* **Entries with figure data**
'''

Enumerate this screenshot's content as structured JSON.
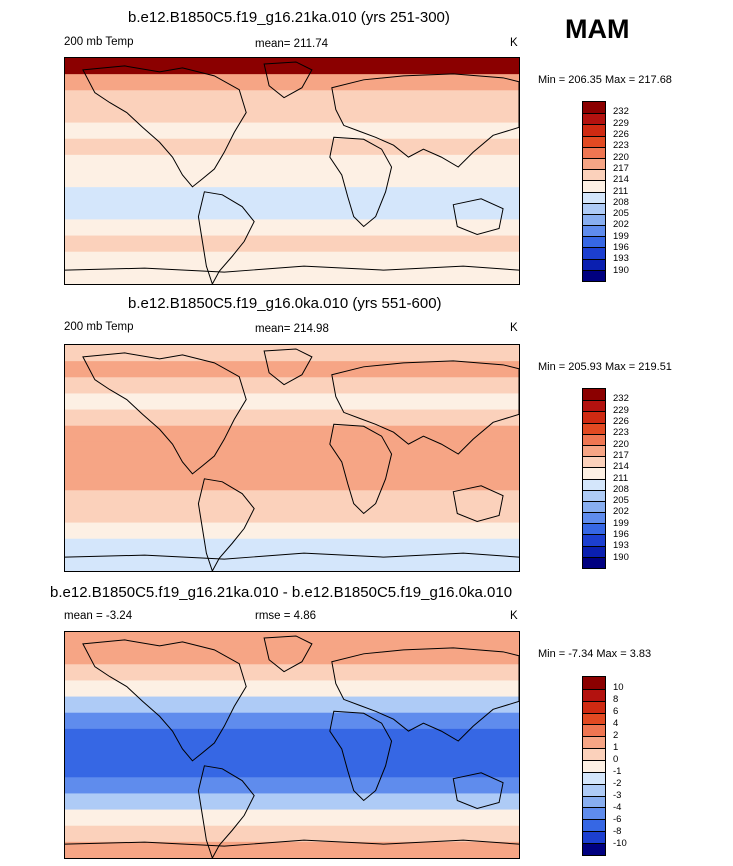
{
  "season": "MAM",
  "panels": [
    {
      "title": "b.e12.B1850C5.f19_g16.21ka.010 (yrs 251-300)",
      "left_label": "200 mb Temp",
      "center_label": "mean= 211.74",
      "units": "K",
      "minmax": "Min = 206.35 Max = 217.68",
      "colorbar_labels": [
        "232",
        "229",
        "226",
        "223",
        "220",
        "217",
        "214",
        "211",
        "208",
        "205",
        "202",
        "199",
        "196",
        "193",
        "190"
      ],
      "colors": [
        "#8b0000",
        "#b3120f",
        "#cf2a12",
        "#e24a22",
        "#ef7652",
        "#f6a585",
        "#fbd1bb",
        "#fdf0e4",
        "#d4e6fb",
        "#aecbf6",
        "#88aef0",
        "#5f8ced",
        "#3667e4",
        "#1c3fd0",
        "#0a1fb0",
        "#000080"
      ],
      "bands": [
        0,
        5,
        6,
        6,
        7,
        6,
        7,
        7,
        8,
        8,
        7,
        6,
        7,
        7
      ]
    },
    {
      "title": "b.e12.B1850C5.f19_g16.0ka.010 (yrs 551-600)",
      "left_label": "200 mb Temp",
      "center_label": "mean= 214.98",
      "units": "K",
      "minmax": "Min = 205.93 Max = 219.51",
      "colorbar_labels": [
        "232",
        "229",
        "226",
        "223",
        "220",
        "217",
        "214",
        "211",
        "208",
        "205",
        "202",
        "199",
        "196",
        "193",
        "190"
      ],
      "colors": [
        "#8b0000",
        "#b3120f",
        "#cf2a12",
        "#e24a22",
        "#ef7652",
        "#f6a585",
        "#fbd1bb",
        "#fdf0e4",
        "#d4e6fb",
        "#aecbf6",
        "#88aef0",
        "#5f8ced",
        "#3667e4",
        "#1c3fd0",
        "#0a1fb0",
        "#000080"
      ],
      "bands": [
        6,
        5,
        6,
        7,
        6,
        5,
        5,
        5,
        5,
        6,
        6,
        7,
        8,
        8
      ]
    },
    {
      "title": "b.e12.B1850C5.f19_g16.21ka.010 - b.e12.B1850C5.f19_g16.0ka.010",
      "left_label": "mean =  -3.24",
      "center_label": "rmse =   4.86",
      "units": "K",
      "minmax": "Min =  -7.34 Max =   3.83",
      "colorbar_labels": [
        "10",
        "8",
        "6",
        "4",
        "2",
        "1",
        "0",
        "-1",
        "-2",
        "-3",
        "-4",
        "-6",
        "-8",
        "-10"
      ],
      "colors": [
        "#8b0000",
        "#b3120f",
        "#cf2a12",
        "#e24a22",
        "#ef7652",
        "#f6a585",
        "#fbd1bb",
        "#fdf0e4",
        "#d4e6fb",
        "#aecbf6",
        "#88aef0",
        "#5f8ced",
        "#3667e4",
        "#1c3fd0",
        "#000080"
      ],
      "bands": [
        5,
        5,
        6,
        7,
        9,
        11,
        12,
        12,
        12,
        11,
        9,
        7,
        6,
        5
      ]
    }
  ]
}
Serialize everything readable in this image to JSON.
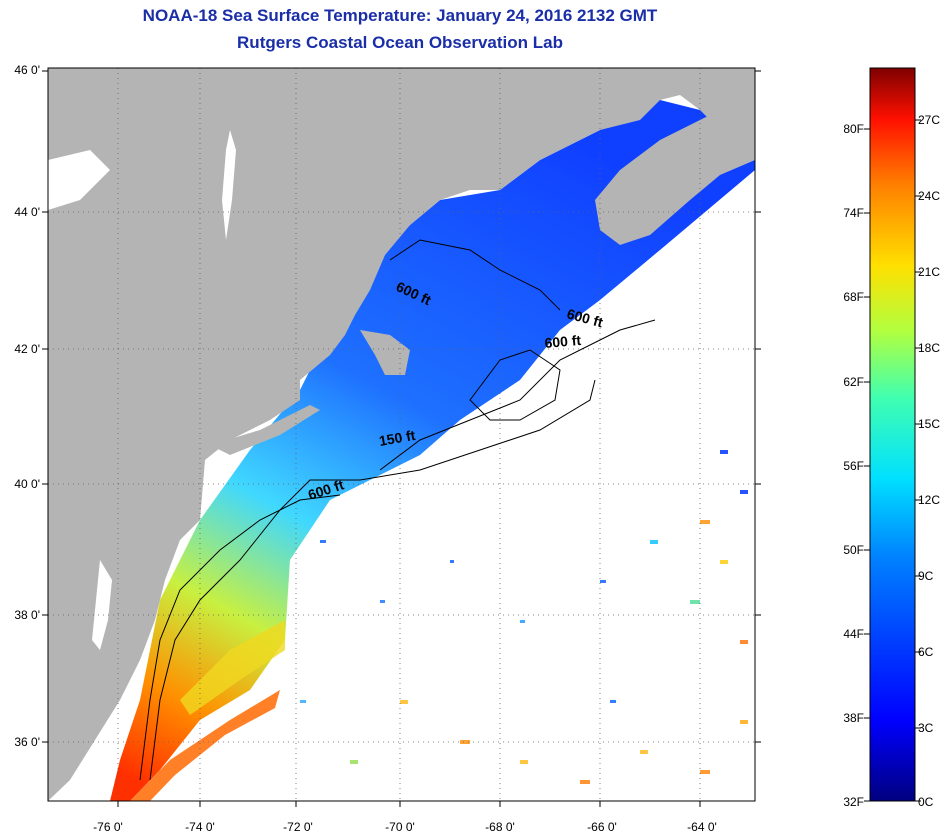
{
  "title": "NOAA-18 Sea Surface Temperature:  January 24, 2016 2132 GMT",
  "subtitle": "Rutgers Coastal Ocean Observation Lab",
  "lat_ticks": [
    "46 0'",
    "44 0'",
    "42 0'",
    "40 0'",
    "38 0'",
    "36 0'"
  ],
  "lon_ticks": [
    "-76 0'",
    "-74 0'",
    "-72 0'",
    "-70 0'",
    "-68 0'",
    "-66 0'",
    "-64 0'"
  ],
  "contour_labels": [
    "600 ft",
    "600 ft",
    "600 ft",
    "150 ft",
    "600 ft"
  ],
  "colorbar": {
    "fahrenheit": [
      "80F",
      "74F",
      "68F",
      "62F",
      "56F",
      "50F",
      "44F",
      "38F",
      "32F"
    ],
    "celsius": [
      "27C",
      "24C",
      "21C",
      "18C",
      "15C",
      "12C",
      "9C",
      "6C",
      "3C",
      "0C"
    ]
  },
  "colors": {
    "title": "#1a2ea8",
    "land": "#b4b4b4",
    "missing_data": "#ffffff",
    "scale": [
      "#00007f",
      "#0000ff",
      "#0080ff",
      "#00e0ff",
      "#40ffb0",
      "#b0ff40",
      "#ffe000",
      "#ff8000",
      "#ff1000",
      "#7f0000"
    ]
  }
}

'''

* **What is required**
In the records above, find the lines containing "minmax" and copy them.

* **Problem solution**
      "minmax": "Min = 206.35 Max = 217.68",
      "minmax": "Min = 205.93 Max = 219.51",
      "minmax": "Min =  -7.34 Max =   3.83",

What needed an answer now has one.